▸ **EXERCISE DIRECTIONS**
Make an exact copy of all the records.

Saved entries
________
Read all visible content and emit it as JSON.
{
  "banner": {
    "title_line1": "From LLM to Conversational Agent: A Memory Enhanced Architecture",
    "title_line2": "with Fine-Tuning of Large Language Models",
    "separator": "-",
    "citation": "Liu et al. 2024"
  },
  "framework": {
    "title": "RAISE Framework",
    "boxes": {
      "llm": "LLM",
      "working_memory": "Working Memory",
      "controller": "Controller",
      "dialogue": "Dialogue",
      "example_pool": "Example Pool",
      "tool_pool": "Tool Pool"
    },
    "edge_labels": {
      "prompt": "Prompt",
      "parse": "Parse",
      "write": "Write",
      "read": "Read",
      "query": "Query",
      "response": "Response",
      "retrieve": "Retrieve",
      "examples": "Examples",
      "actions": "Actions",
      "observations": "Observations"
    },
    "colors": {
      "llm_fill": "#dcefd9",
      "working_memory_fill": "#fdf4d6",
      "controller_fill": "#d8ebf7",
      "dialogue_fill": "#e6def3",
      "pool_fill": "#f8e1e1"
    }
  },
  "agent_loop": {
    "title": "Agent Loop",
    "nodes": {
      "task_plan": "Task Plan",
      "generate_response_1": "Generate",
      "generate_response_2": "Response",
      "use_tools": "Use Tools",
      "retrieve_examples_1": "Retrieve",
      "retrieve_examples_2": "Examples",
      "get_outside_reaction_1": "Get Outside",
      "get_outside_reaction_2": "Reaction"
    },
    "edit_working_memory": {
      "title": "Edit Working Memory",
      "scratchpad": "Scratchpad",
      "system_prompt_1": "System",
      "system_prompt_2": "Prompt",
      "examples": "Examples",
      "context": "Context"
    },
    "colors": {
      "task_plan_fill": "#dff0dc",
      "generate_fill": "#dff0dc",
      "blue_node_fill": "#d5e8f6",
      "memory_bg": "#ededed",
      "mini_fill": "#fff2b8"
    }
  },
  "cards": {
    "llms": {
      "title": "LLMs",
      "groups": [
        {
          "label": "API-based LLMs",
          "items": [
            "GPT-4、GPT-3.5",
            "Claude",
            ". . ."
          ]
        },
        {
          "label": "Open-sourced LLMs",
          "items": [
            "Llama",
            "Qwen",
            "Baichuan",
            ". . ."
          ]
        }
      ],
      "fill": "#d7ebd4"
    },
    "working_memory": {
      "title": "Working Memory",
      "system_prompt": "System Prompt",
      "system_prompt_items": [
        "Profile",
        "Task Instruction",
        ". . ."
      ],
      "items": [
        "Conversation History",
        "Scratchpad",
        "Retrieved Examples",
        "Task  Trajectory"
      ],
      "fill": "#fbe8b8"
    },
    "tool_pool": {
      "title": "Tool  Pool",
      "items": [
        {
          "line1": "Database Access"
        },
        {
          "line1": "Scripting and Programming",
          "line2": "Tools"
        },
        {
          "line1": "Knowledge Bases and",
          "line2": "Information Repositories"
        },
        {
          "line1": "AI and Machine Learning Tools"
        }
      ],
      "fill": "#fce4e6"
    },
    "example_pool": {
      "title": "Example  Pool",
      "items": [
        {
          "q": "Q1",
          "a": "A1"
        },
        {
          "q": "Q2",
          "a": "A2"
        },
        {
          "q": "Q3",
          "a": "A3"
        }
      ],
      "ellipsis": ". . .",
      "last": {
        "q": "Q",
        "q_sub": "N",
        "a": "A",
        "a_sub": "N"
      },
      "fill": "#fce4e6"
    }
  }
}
________
▸ **SOLUTION TO THIS TASK**
Read all visible content and emit it as JSON.
{
  "banner": {
    "title_line1": "From LLM to Conversational Agent: A Memory Enhanced Architecture",
    "title_line2": "with Fine-Tuning of Large Language Models",
    "separator": "-",
    "citation": "Liu et al. 2024"
  },
  "framework": {
    "title": "RAISE Framework",
    "boxes": {
      "llm": "LLM",
      "working_memory": "Working Memory",
      "controller": "Controller",
      "dialogue": "Dialogue",
      "example_pool": "Example Pool",
      "tool_pool": "Tool Pool"
    },
    "edge_labels": {
      "prompt": "Prompt",
      "parse": "Parse",
      "write": "Write",
      "read": "Read",
      "query": "Query",
      "response": "Response",
      "retrieve": "Retrieve",
      "examples": "Examples",
      "actions": "Actions",
      "observations": "Observations"
    },
    "colors": {
      "llm_fill": "#dcefd9",
      "working_memory_fill": "#fdf4d6",
      "controller_fill": "#d8ebf7",
      "dialogue_fill": "#e6def3",
      "pool_fill": "#f8e1e1"
    }
  },
  "agent_loop": {
    "title": "Agent Loop",
    "nodes": {
      "task_plan": "Task Plan",
      "generate_response_1": "Generate",
      "generate_response_2": "Response",
      "use_tools": "Use Tools",
      "retrieve_examples_1": "Retrieve",
      "retrieve_examples_2": "Examples",
      "get_outside_reaction_1": "Get Outside",
      "get_outside_reaction_2": "Reaction"
    },
    "edit_working_memory": {
      "title": "Edit Working Memory",
      "scratchpad": "Scratchpad",
      "system_prompt_1": "System",
      "system_prompt_2": "Prompt",
      "examples": "Examples",
      "context": "Context"
    },
    "colors": {
      "task_plan_fill": "#dff0dc",
      "generate_fill": "#dff0dc",
      "blue_node_fill": "#d5e8f6",
      "memory_bg": "#ededed",
      "mini_fill": "#fff2b8"
    }
  },
  "cards": {
    "llms": {
      "title": "LLMs",
      "groups": [
        {
          "label": "API-based LLMs",
          "items": [
            "GPT-4、GPT-3.5",
            "Claude",
            ". . ."
          ]
        },
        {
          "label": "Open-sourced LLMs",
          "items": [
            "Llama",
            "Qwen",
            "Baichuan",
            ". . ."
          ]
        }
      ],
      "fill": "#d7ebd4"
    },
    "working_memory": {
      "title": "Working Memory",
      "system_prompt": "System Prompt",
      "system_prompt_items": [
        "Profile",
        "Task Instruction",
        ". . ."
      ],
      "items": [
        "Conversation History",
        "Scratchpad",
        "Retrieved Examples",
        "Task  Trajectory"
      ],
      "fill": "#fbe8b8"
    },
    "tool_pool": {
      "title": "Tool  Pool",
      "items": [
        {
          "line1": "Database Access"
        },
        {
          "line1": "Scripting and Programming",
          "line2": "Tools"
        },
        {
          "line1": "Knowledge Bases and",
          "line2": "Information Repositories"
        },
        {
          "line1": "AI and Machine Learning Tools"
        }
      ],
      "fill": "#fce4e6"
    },
    "example_pool": {
      "title": "Example  Pool",
      "items": [
        {
          "q": "Q1",
          "a": "A1"
        },
        {
          "q": "Q2",
          "a": "A2"
        },
        {
          "q": "Q3",
          "a": "A3"
        }
      ],
      "ellipsis": ". . .",
      "last": {
        "q": "Q",
        "q_sub": "N",
        "a": "A",
        "a_sub": "N"
      },
      "fill": "#fce4e6"
    }
  }
}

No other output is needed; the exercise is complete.